**THE REQUEST:** Below are records; count the lines in them that hold "esclaves" and give only the count.

Records from a dataset:

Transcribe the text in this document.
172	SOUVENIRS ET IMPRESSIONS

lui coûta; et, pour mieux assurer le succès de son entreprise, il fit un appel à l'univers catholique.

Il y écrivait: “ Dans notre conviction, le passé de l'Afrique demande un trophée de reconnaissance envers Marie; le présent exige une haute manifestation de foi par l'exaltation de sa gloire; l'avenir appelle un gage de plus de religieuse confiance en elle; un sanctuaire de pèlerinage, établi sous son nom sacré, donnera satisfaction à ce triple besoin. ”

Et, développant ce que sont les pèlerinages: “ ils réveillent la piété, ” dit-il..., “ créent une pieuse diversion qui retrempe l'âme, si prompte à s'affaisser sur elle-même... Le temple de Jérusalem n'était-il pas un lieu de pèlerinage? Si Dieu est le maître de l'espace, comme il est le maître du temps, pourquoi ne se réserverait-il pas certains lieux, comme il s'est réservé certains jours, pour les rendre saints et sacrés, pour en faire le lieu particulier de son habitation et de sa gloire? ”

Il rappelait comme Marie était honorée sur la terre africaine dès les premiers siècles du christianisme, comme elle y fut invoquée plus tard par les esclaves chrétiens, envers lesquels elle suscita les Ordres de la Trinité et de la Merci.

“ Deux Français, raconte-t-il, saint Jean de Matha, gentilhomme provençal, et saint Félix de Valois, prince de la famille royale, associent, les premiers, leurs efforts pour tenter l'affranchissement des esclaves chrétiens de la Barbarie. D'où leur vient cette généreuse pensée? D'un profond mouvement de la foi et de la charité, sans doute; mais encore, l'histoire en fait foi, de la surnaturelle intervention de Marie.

**ANSWER TO THIS TASK:** 2